# Problem
Would you quote the material below in full and unchanged?

# Material shown
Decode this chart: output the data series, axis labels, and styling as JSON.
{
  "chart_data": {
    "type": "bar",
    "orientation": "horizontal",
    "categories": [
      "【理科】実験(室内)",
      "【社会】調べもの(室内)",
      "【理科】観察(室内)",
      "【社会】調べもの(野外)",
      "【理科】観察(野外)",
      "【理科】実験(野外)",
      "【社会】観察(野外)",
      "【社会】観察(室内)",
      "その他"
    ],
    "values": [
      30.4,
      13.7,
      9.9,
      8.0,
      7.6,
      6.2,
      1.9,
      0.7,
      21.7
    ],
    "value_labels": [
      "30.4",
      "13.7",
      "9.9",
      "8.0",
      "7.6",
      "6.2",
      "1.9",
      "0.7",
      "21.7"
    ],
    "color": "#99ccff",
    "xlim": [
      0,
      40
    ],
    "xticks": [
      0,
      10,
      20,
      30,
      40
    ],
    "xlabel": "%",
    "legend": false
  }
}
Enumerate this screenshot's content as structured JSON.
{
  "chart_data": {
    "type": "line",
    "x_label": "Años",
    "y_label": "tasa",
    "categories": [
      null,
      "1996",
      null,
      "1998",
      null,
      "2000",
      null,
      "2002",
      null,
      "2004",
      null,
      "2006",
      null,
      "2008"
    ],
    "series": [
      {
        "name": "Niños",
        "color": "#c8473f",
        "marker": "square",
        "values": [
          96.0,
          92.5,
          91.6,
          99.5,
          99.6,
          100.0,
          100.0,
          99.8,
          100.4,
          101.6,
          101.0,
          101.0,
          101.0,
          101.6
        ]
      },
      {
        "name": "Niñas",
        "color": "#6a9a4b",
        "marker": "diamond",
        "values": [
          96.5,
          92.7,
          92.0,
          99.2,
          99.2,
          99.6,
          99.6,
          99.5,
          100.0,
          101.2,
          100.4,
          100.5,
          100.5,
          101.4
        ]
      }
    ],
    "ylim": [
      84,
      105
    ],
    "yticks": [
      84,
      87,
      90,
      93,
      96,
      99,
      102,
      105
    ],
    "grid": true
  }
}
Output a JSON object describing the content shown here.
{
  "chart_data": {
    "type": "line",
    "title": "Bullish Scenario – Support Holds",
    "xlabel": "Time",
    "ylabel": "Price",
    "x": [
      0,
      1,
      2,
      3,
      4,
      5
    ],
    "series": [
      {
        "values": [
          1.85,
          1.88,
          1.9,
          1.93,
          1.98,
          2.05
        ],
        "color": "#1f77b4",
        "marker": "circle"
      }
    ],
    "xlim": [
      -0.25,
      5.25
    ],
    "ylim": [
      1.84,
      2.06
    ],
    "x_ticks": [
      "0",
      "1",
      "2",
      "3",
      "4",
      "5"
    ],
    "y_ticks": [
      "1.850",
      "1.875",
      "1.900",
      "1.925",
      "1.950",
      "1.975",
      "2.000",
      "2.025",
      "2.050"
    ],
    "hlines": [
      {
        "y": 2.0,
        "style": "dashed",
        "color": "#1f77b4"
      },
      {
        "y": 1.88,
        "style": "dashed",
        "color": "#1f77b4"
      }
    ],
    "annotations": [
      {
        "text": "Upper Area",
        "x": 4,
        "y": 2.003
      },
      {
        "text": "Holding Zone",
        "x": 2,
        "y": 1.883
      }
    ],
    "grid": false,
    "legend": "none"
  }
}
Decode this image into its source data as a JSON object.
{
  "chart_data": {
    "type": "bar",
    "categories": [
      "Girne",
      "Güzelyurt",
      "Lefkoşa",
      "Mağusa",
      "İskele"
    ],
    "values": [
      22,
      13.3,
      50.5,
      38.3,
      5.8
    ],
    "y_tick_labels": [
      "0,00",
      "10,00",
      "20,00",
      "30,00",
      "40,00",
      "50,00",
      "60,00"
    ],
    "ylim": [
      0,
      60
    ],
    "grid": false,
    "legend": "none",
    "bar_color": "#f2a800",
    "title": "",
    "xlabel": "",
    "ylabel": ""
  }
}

# Correct response
Decode this chart: output the data series, axis labels, and styling as JSON.
{
  "chart_data": {
    "type": "bar",
    "orientation": "horizontal",
    "categories": [
      "【理科】実験(室内)",
      "【社会】調べもの(室内)",
      "【理科】観察(室内)",
      "【社会】調べもの(野外)",
      "【理科】観察(野外)",
      "【理科】実験(野外)",
      "【社会】観察(野外)",
      "【社会】観察(室内)",
      "その他"
    ],
    "values": [
      30.4,
      13.7,
      9.9,
      8.0,
      7.6,
      6.2,
      1.9,
      0.7,
      21.7
    ],
    "value_labels": [
      "30.4",
      "13.7",
      "9.9",
      "8.0",
      "7.6",
      "6.2",
      "1.9",
      "0.7",
      "21.7"
    ],
    "color": "#99ccff",
    "xlim": [
      0,
      40
    ],
    "xticks": [
      0,
      10,
      20,
      30,
      40
    ],
    "xlabel": "%",
    "legend": false
  }
}
Enumerate this screenshot's content as structured JSON.
{
  "chart_data": {
    "type": "line",
    "x_label": "Años",
    "y_label": "tasa",
    "categories": [
      null,
      "1996",
      null,
      "1998",
      null,
      "2000",
      null,
      "2002",
      null,
      "2004",
      null,
      "2006",
      null,
      "2008"
    ],
    "series": [
      {
        "name": "Niños",
        "color": "#c8473f",
        "marker": "square",
        "values": [
          96.0,
          92.5,
          91.6,
          99.5,
          99.6,
          100.0,
          100.0,
          99.8,
          100.4,
          101.6,
          101.0,
          101.0,
          101.0,
          101.6
        ]
      },
      {
        "name": "Niñas",
        "color": "#6a9a4b",
        "marker": "diamond",
        "values": [
          96.5,
          92.7,
          92.0,
          99.2,
          99.2,
          99.6,
          99.6,
          99.5,
          100.0,
          101.2,
          100.4,
          100.5,
          100.5,
          101.4
        ]
      }
    ],
    "ylim": [
      84,
      105
    ],
    "yticks": [
      84,
      87,
      90,
      93,
      96,
      99,
      102,
      105
    ],
    "grid": true
  }
}
Output a JSON object describing the content shown here.
{
  "chart_data": {
    "type": "line",
    "title": "Bullish Scenario – Support Holds",
    "xlabel": "Time",
    "ylabel": "Price",
    "x": [
      0,
      1,
      2,
      3,
      4,
      5
    ],
    "series": [
      {
        "values": [
          1.85,
          1.88,
          1.9,
          1.93,
          1.98,
          2.05
        ],
        "color": "#1f77b4",
        "marker": "circle"
      }
    ],
    "xlim": [
      -0.25,
      5.25
    ],
    "ylim": [
      1.84,
      2.06
    ],
    "x_ticks": [
      "0",
      "1",
      "2",
      "3",
      "4",
      "5"
    ],
    "y_ticks": [
      "1.850",
      "1.875",
      "1.900",
      "1.925",
      "1.950",
      "1.975",
      "2.000",
      "2.025",
      "2.050"
    ],
    "hlines": [
      {
        "y": 2.0,
        "style": "dashed",
        "color": "#1f77b4"
      },
      {
        "y": 1.88,
        "style": "dashed",
        "color": "#1f77b4"
      }
    ],
    "annotations": [
      {
        "text": "Upper Area",
        "x": 4,
        "y": 2.003
      },
      {
        "text": "Holding Zone",
        "x": 2,
        "y": 1.883
      }
    ],
    "grid": false,
    "legend": "none"
  }
}
Decode this image into its source data as a JSON object.
{
  "chart_data": {
    "type": "bar",
    "categories": [
      "Girne",
      "Güzelyurt",
      "Lefkoşa",
      "Mağusa",
      "İskele"
    ],
    "values": [
      22,
      13.3,
      50.5,
      38.3,
      5.8
    ],
    "y_tick_labels": [
      "0,00",
      "10,00",
      "20,00",
      "30,00",
      "40,00",
      "50,00",
      "60,00"
    ],
    "ylim": [
      0,
      60
    ],
    "grid": false,
    "legend": "none",
    "bar_color": "#f2a800",
    "title": "",
    "xlabel": "",
    "ylabel": ""
  }
}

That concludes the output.